[Start Records to use]

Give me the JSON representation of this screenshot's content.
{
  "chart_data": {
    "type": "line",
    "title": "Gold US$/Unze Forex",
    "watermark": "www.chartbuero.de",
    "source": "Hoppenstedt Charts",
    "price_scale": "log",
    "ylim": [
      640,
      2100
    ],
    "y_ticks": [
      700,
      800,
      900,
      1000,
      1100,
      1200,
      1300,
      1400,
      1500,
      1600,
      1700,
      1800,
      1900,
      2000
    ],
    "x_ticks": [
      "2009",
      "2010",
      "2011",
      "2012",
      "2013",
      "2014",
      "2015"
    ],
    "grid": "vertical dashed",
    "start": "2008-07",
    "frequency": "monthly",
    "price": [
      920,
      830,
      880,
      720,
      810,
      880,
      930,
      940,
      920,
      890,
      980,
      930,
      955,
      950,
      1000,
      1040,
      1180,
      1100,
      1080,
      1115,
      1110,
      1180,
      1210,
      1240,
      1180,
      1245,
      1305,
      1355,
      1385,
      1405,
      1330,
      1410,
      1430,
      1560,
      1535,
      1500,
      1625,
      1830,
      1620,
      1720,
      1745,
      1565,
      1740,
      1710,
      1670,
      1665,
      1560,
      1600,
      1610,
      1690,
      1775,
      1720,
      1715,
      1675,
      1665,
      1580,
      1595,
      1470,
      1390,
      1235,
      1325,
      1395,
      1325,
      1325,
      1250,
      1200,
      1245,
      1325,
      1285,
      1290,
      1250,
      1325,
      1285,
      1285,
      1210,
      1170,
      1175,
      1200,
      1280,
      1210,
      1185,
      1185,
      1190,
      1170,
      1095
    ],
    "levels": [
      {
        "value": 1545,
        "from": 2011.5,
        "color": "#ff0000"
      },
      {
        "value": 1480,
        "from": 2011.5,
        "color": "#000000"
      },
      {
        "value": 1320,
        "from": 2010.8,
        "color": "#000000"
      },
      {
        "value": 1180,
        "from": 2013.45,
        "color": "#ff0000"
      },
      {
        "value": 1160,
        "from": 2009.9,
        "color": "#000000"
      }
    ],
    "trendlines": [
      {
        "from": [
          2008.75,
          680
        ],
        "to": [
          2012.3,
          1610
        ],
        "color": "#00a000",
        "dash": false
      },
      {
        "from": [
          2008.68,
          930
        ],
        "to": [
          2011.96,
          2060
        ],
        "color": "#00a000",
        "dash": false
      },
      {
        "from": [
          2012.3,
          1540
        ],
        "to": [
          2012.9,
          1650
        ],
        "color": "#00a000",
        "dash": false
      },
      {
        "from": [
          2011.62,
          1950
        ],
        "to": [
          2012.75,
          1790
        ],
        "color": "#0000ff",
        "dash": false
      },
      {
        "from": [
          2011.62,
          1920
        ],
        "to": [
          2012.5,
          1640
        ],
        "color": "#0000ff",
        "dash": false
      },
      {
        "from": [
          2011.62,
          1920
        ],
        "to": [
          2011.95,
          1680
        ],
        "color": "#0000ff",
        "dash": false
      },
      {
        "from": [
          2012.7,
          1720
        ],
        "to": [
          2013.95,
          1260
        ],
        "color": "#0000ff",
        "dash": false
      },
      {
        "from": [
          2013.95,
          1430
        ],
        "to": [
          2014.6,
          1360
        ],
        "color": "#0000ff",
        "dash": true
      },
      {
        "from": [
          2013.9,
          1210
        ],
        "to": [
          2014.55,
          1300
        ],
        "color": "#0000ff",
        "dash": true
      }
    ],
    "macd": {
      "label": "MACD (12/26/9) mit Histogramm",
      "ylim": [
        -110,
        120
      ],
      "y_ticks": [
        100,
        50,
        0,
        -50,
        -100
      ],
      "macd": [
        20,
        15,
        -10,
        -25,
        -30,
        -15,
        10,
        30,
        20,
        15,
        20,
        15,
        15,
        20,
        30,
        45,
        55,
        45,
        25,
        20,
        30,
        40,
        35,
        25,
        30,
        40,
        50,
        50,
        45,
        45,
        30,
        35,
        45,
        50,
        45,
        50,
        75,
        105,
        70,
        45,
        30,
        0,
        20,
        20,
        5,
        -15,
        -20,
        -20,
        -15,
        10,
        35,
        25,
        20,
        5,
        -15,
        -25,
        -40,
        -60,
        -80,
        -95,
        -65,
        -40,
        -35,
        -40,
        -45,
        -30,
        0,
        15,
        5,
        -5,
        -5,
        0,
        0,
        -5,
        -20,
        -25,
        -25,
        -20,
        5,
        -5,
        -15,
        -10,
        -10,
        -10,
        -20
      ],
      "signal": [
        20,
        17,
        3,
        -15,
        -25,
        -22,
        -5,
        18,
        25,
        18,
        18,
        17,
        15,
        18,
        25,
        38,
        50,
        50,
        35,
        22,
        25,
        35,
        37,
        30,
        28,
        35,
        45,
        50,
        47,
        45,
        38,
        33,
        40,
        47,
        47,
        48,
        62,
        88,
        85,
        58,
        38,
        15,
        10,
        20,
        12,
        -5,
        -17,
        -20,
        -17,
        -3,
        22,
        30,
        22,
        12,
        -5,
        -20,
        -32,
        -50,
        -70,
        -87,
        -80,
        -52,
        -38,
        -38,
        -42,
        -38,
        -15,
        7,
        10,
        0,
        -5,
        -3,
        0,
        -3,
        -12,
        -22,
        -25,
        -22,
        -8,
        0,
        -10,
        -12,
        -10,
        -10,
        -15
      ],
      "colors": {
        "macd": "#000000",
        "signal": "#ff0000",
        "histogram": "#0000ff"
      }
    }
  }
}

[End Records to use]

● Goal: Reproduce the listing above verbatim, from first line to last.

● Written reply:
Give me the JSON representation of this screenshot's content.
{
  "chart_data": {
    "type": "line",
    "title": "Gold US$/Unze Forex",
    "watermark": "www.chartbuero.de",
    "source": "Hoppenstedt Charts",
    "price_scale": "log",
    "ylim": [
      640,
      2100
    ],
    "y_ticks": [
      700,
      800,
      900,
      1000,
      1100,
      1200,
      1300,
      1400,
      1500,
      1600,
      1700,
      1800,
      1900,
      2000
    ],
    "x_ticks": [
      "2009",
      "2010",
      "2011",
      "2012",
      "2013",
      "2014",
      "2015"
    ],
    "grid": "vertical dashed",
    "start": "2008-07",
    "frequency": "monthly",
    "price": [
      920,
      830,
      880,
      720,
      810,
      880,
      930,
      940,
      920,
      890,
      980,
      930,
      955,
      950,
      1000,
      1040,
      1180,
      1100,
      1080,
      1115,
      1110,
      1180,
      1210,
      1240,
      1180,
      1245,
      1305,
      1355,
      1385,
      1405,
      1330,
      1410,
      1430,
      1560,
      1535,
      1500,
      1625,
      1830,
      1620,
      1720,
      1745,
      1565,
      1740,
      1710,
      1670,
      1665,
      1560,
      1600,
      1610,
      1690,
      1775,
      1720,
      1715,
      1675,
      1665,
      1580,
      1595,
      1470,
      1390,
      1235,
      1325,
      1395,
      1325,
      1325,
      1250,
      1200,
      1245,
      1325,
      1285,
      1290,
      1250,
      1325,
      1285,
      1285,
      1210,
      1170,
      1175,
      1200,
      1280,
      1210,
      1185,
      1185,
      1190,
      1170,
      1095
    ],
    "levels": [
      {
        "value": 1545,
        "from": 2011.5,
        "color": "#ff0000"
      },
      {
        "value": 1480,
        "from": 2011.5,
        "color": "#000000"
      },
      {
        "value": 1320,
        "from": 2010.8,
        "color": "#000000"
      },
      {
        "value": 1180,
        "from": 2013.45,
        "color": "#ff0000"
      },
      {
        "value": 1160,
        "from": 2009.9,
        "color": "#000000"
      }
    ],
    "trendlines": [
      {
        "from": [
          2008.75,
          680
        ],
        "to": [
          2012.3,
          1610
        ],
        "color": "#00a000",
        "dash": false
      },
      {
        "from": [
          2008.68,
          930
        ],
        "to": [
          2011.96,
          2060
        ],
        "color": "#00a000",
        "dash": false
      },
      {
        "from": [
          2012.3,
          1540
        ],
        "to": [
          2012.9,
          1650
        ],
        "color": "#00a000",
        "dash": false
      },
      {
        "from": [
          2011.62,
          1950
        ],
        "to": [
          2012.75,
          1790
        ],
        "color": "#0000ff",
        "dash": false
      },
      {
        "from": [
          2011.62,
          1920
        ],
        "to": [
          2012.5,
          1640
        ],
        "color": "#0000ff",
        "dash": false
      },
      {
        "from": [
          2011.62,
          1920
        ],
        "to": [
          2011.95,
          1680
        ],
        "color": "#0000ff",
        "dash": false
      },
      {
        "from": [
          2012.7,
          1720
        ],
        "to": [
          2013.95,
          1260
        ],
        "color": "#0000ff",
        "dash": false
      },
      {
        "from": [
          2013.95,
          1430
        ],
        "to": [
          2014.6,
          1360
        ],
        "color": "#0000ff",
        "dash": true
      },
      {
        "from": [
          2013.9,
          1210
        ],
        "to": [
          2014.55,
          1300
        ],
        "color": "#0000ff",
        "dash": true
      }
    ],
    "macd": {
      "label": "MACD (12/26/9) mit Histogramm",
      "ylim": [
        -110,
        120
      ],
      "y_ticks": [
        100,
        50,
        0,
        -50,
        -100
      ],
      "macd": [
        20,
        15,
        -10,
        -25,
        -30,
        -15,
        10,
        30,
        20,
        15,
        20,
        15,
        15,
        20,
        30,
        45,
        55,
        45,
        25,
        20,
        30,
        40,
        35,
        25,
        30,
        40,
        50,
        50,
        45,
        45,
        30,
        35,
        45,
        50,
        45,
        50,
        75,
        105,
        70,
        45,
        30,
        0,
        20,
        20,
        5,
        -15,
        -20,
        -20,
        -15,
        10,
        35,
        25,
        20,
        5,
        -15,
        -25,
        -40,
        -60,
        -80,
        -95,
        -65,
        -40,
        -35,
        -40,
        -45,
        -30,
        0,
        15,
        5,
        -5,
        -5,
        0,
        0,
        -5,
        -20,
        -25,
        -25,
        -20,
        5,
        -5,
        -15,
        -10,
        -10,
        -10,
        -20
      ],
      "signal": [
        20,
        17,
        3,
        -15,
        -25,
        -22,
        -5,
        18,
        25,
        18,
        18,
        17,
        15,
        18,
        25,
        38,
        50,
        50,
        35,
        22,
        25,
        35,
        37,
        30,
        28,
        35,
        45,
        50,
        47,
        45,
        38,
        33,
        40,
        47,
        47,
        48,
        62,
        88,
        85,
        58,
        38,
        15,
        10,
        20,
        12,
        -5,
        -17,
        -20,
        -17,
        -3,
        22,
        30,
        22,
        12,
        -5,
        -20,
        -32,
        -50,
        -70,
        -87,
        -80,
        -52,
        -38,
        -38,
        -42,
        -38,
        -15,
        7,
        10,
        0,
        -5,
        -3,
        0,
        -3,
        -12,
        -22,
        -25,
        -22,
        -8,
        0,
        -10,
        -12,
        -10,
        -10,
        -15
      ],
      "colors": {
        "macd": "#000000",
        "signal": "#ff0000",
        "histogram": "#0000ff"
      }
    }
  }
}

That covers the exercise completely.